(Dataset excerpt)

------------------------

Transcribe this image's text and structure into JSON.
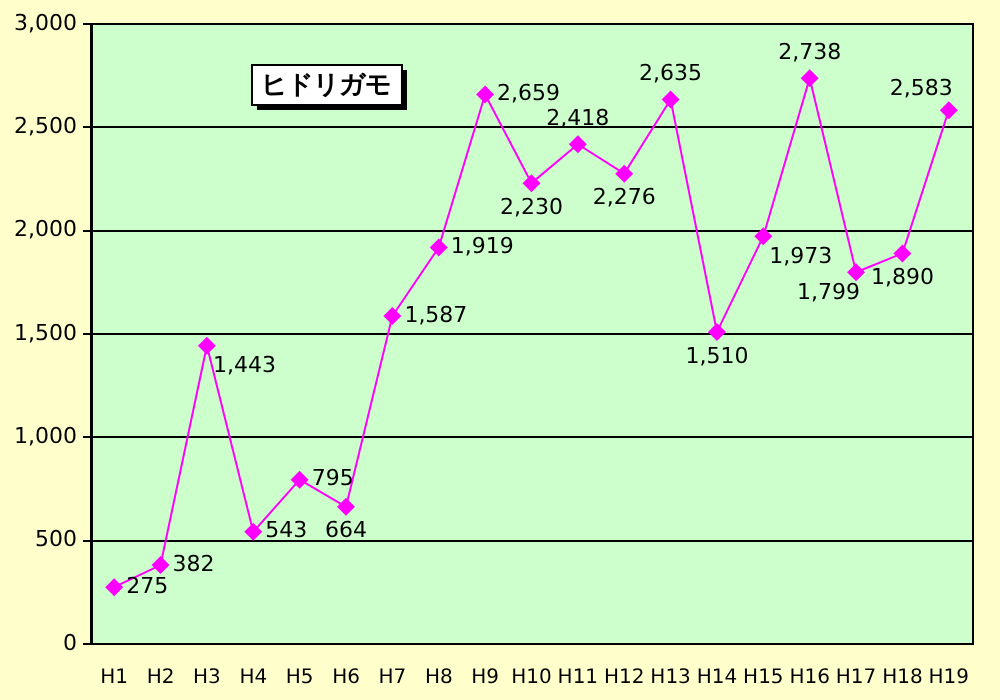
{
  "chart_data": {
    "type": "line",
    "title": "ヒドリガモ",
    "categories": [
      "H1",
      "H2",
      "H3",
      "H4",
      "H5",
      "H6",
      "H7",
      "H8",
      "H9",
      "H10",
      "H11",
      "H12",
      "H13",
      "H14",
      "H15",
      "H16",
      "H17",
      "H18",
      "H19"
    ],
    "series": [
      {
        "color": "#ff00ff",
        "values": [
          275,
          382,
          1443,
          543,
          795,
          664,
          1587,
          1919,
          2659,
          2230,
          2418,
          2276,
          2635,
          1510,
          1973,
          2738,
          1799,
          1890,
          2583
        ],
        "value_labels": [
          "275",
          "382",
          "1,443",
          "543",
          "795",
          "664",
          "1,587",
          "1,919",
          "2,659",
          "2,230",
          "2,418",
          "2,276",
          "2,635",
          "1,510",
          "1,973",
          "2,738",
          "1,799",
          "1,890",
          "2,583"
        ]
      }
    ],
    "ylim": [
      0,
      3000
    ],
    "yticks": [
      {
        "value": 0,
        "label": "0"
      },
      {
        "value": 500,
        "label": "500"
      },
      {
        "value": 1000,
        "label": "1,000"
      },
      {
        "value": 1500,
        "label": "1,500"
      },
      {
        "value": 2000,
        "label": "2,000"
      },
      {
        "value": 2500,
        "label": "2,500"
      },
      {
        "value": 3000,
        "label": "3,000"
      }
    ],
    "grid": "y",
    "legend": false,
    "marker": "diamond",
    "line_style": "solid"
  }
}
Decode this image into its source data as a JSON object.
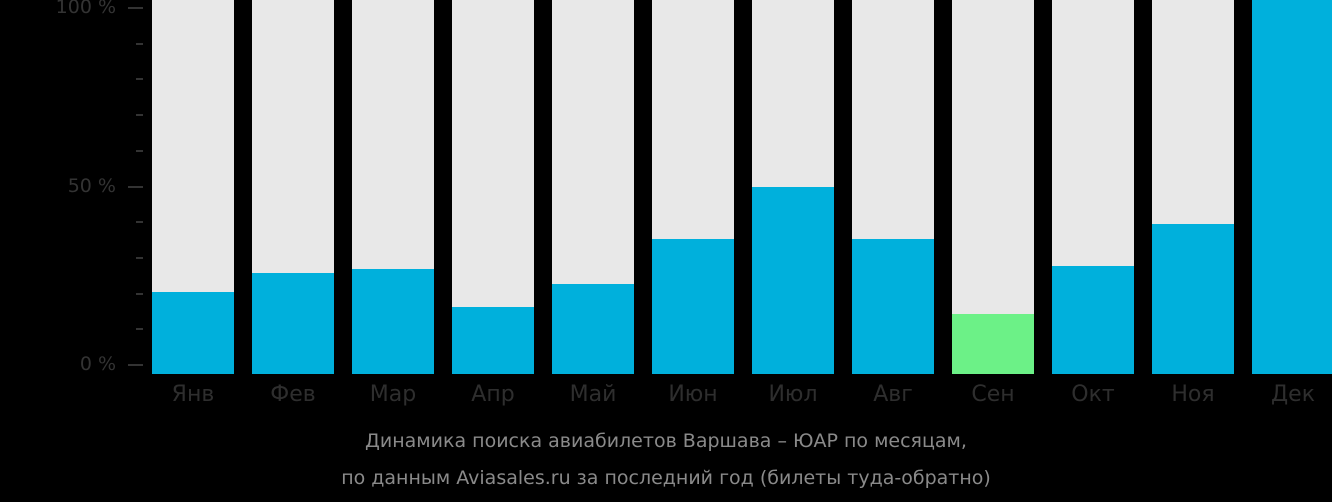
{
  "chart_data": {
    "type": "bar",
    "title": "Динамика поиска авиабилетов Варшава – ЮАР по месяцам, по данным Aviasales.ru за последний год (билеты туда-обратно)",
    "xlabel": "",
    "ylabel": "",
    "ylim": [
      0,
      100
    ],
    "yticks": [
      "0 %",
      "50 %",
      "100 %"
    ],
    "categories": [
      "Янв",
      "Фев",
      "Мар",
      "Апр",
      "Май",
      "Июн",
      "Июл",
      "Авг",
      "Сен",
      "Окт",
      "Ноя",
      "Дек"
    ],
    "values": [
      22,
      27,
      28,
      18,
      24,
      36,
      50,
      36,
      16,
      29,
      40,
      100
    ],
    "highlight": {
      "category": "Сен",
      "color": "#6cf187"
    },
    "colors": {
      "bar": "#00b0dc",
      "background_bar": "#e8e8e8",
      "highlight": "#6cf187"
    },
    "grid": false,
    "legend": null
  },
  "axis": {
    "y_labels": [
      {
        "text": "100 %",
        "pct": 100
      },
      {
        "text": "50 %",
        "pct": 50
      },
      {
        "text": "0 %",
        "pct": 0
      }
    ]
  },
  "caption": {
    "line1": "Динамика поиска авиабилетов Варшава – ЮАР по месяцам,",
    "line2": "по данным Aviasales.ru за последний год (билеты туда-обратно)"
  }
}
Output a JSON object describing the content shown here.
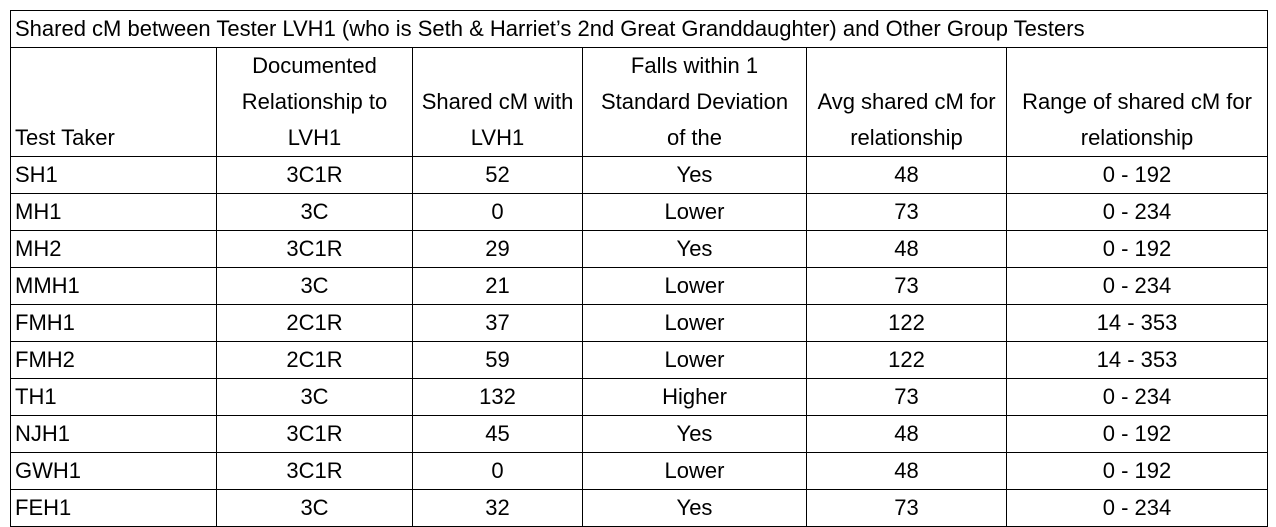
{
  "table": {
    "title": "Shared cM between Tester LVH1 (who is Seth & Harriet’s 2nd Great Granddaughter) and Other Group Testers",
    "headers": [
      "Test Taker",
      "Documented Relationship to LVH1",
      "Shared cM with LVH1",
      "Falls within 1 Standard Deviation of the",
      "Avg shared cM for relationship",
      "Range of shared cM for relationship"
    ],
    "rows": [
      [
        "SH1",
        "3C1R",
        "52",
        "Yes",
        "48",
        "0 - 192"
      ],
      [
        "MH1",
        "3C",
        "0",
        "Lower",
        "73",
        "0 - 234"
      ],
      [
        "MH2",
        "3C1R",
        "29",
        "Yes",
        "48",
        "0 - 192"
      ],
      [
        "MMH1",
        "3C",
        "21",
        "Lower",
        "73",
        "0 - 234"
      ],
      [
        "FMH1",
        "2C1R",
        "37",
        "Lower",
        "122",
        "14 - 353"
      ],
      [
        "FMH2",
        "2C1R",
        "59",
        "Lower",
        "122",
        "14 - 353"
      ],
      [
        "TH1",
        "3C",
        "132",
        "Higher",
        "73",
        "0 - 234"
      ],
      [
        "NJH1",
        "3C1R",
        "45",
        "Yes",
        "48",
        "0 - 192"
      ],
      [
        "GWH1",
        "3C1R",
        "0",
        "Lower",
        "48",
        "0 - 192"
      ],
      [
        "FEH1",
        "3C",
        "32",
        "Yes",
        "73",
        "0 - 234"
      ]
    ]
  }
}
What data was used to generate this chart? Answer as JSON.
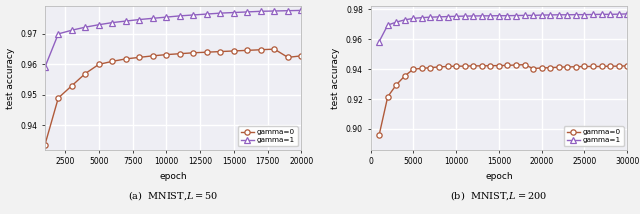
{
  "plot_a": {
    "title": "(a)  MNIST,$L = 50$",
    "xlabel": "epoch",
    "ylabel": "test accuracy",
    "xlim": [
      1000,
      20000
    ],
    "ylim": [
      0.932,
      0.979
    ],
    "yticks": [
      0.94,
      0.95,
      0.96,
      0.97
    ],
    "xticks": [
      2500,
      5000,
      7500,
      10000,
      12500,
      15000,
      17500,
      20000
    ],
    "gamma0_x": [
      1000,
      2000,
      3000,
      4000,
      5000,
      6000,
      7000,
      8000,
      9000,
      10000,
      11000,
      12000,
      13000,
      14000,
      15000,
      16000,
      17000,
      18000,
      19000,
      20000
    ],
    "gamma0_y": [
      0.9335,
      0.949,
      0.953,
      0.957,
      0.96,
      0.961,
      0.9618,
      0.9623,
      0.9628,
      0.9632,
      0.9635,
      0.9638,
      0.964,
      0.9642,
      0.9644,
      0.9646,
      0.9648,
      0.965,
      0.9623,
      0.9628
    ],
    "gamma1_x": [
      1000,
      2000,
      3000,
      4000,
      5000,
      6000,
      7000,
      8000,
      9000,
      10000,
      11000,
      12000,
      13000,
      14000,
      15000,
      16000,
      17000,
      18000,
      19000,
      20000
    ],
    "gamma1_y": [
      0.959,
      0.97,
      0.9712,
      0.9722,
      0.973,
      0.9737,
      0.9742,
      0.9747,
      0.9751,
      0.9755,
      0.9759,
      0.9762,
      0.9765,
      0.9768,
      0.977,
      0.9772,
      0.9774,
      0.9775,
      0.9776,
      0.9777
    ],
    "color0": "#b05a3a",
    "color1": "#9060c0",
    "marker0": "o",
    "marker1": "^"
  },
  "plot_b": {
    "title": "(b)  MNIST,$L = 200$",
    "xlabel": "epoch",
    "ylabel": "test accuracy",
    "xlim": [
      0,
      30000
    ],
    "ylim": [
      0.886,
      0.982
    ],
    "yticks": [
      0.9,
      0.92,
      0.94,
      0.96,
      0.98
    ],
    "xticks": [
      0,
      5000,
      10000,
      15000,
      20000,
      25000,
      30000
    ],
    "gamma0_x": [
      1000,
      2000,
      3000,
      4000,
      5000,
      6000,
      7000,
      8000,
      9000,
      10000,
      11000,
      12000,
      13000,
      14000,
      15000,
      16000,
      17000,
      18000,
      19000,
      20000,
      21000,
      22000,
      23000,
      24000,
      25000,
      26000,
      27000,
      28000,
      29000,
      30000
    ],
    "gamma0_y": [
      0.896,
      0.9215,
      0.9295,
      0.9355,
      0.94,
      0.9405,
      0.941,
      0.9415,
      0.9418,
      0.942,
      0.942,
      0.9422,
      0.9422,
      0.9423,
      0.9424,
      0.9425,
      0.9428,
      0.943,
      0.9404,
      0.9408,
      0.941,
      0.9413,
      0.9415,
      0.9416,
      0.9418,
      0.9418,
      0.9418,
      0.942,
      0.942,
      0.9422
    ],
    "gamma1_x": [
      1000,
      2000,
      3000,
      4000,
      5000,
      6000,
      7000,
      8000,
      9000,
      10000,
      11000,
      12000,
      13000,
      14000,
      15000,
      16000,
      17000,
      18000,
      19000,
      20000,
      21000,
      22000,
      23000,
      24000,
      25000,
      26000,
      27000,
      28000,
      29000,
      30000
    ],
    "gamma1_y": [
      0.9585,
      0.9695,
      0.9715,
      0.973,
      0.974,
      0.9745,
      0.9748,
      0.975,
      0.9752,
      0.9754,
      0.9755,
      0.9756,
      0.9757,
      0.9757,
      0.9758,
      0.9758,
      0.9759,
      0.976,
      0.976,
      0.9762,
      0.9763,
      0.9764,
      0.9764,
      0.9765,
      0.9765,
      0.9766,
      0.9767,
      0.9767,
      0.9768,
      0.977
    ],
    "color0": "#b05a3a",
    "color1": "#9060c0",
    "marker0": "o",
    "marker1": "^"
  },
  "legend_labels": [
    "gamma=0",
    "gamma=1"
  ],
  "bg_color": "#eeeef4",
  "grid_color": "white",
  "fig_bg": "#f2f2f2"
}
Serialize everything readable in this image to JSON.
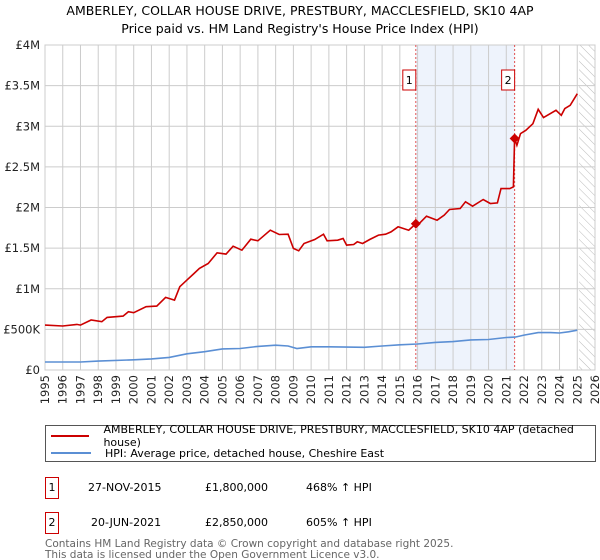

------------------------

- **TASK OBJECTIVE**: How many lines of these entries contain "данным"? Answer with the number and nothing else.

- **THE ANSWER**: 2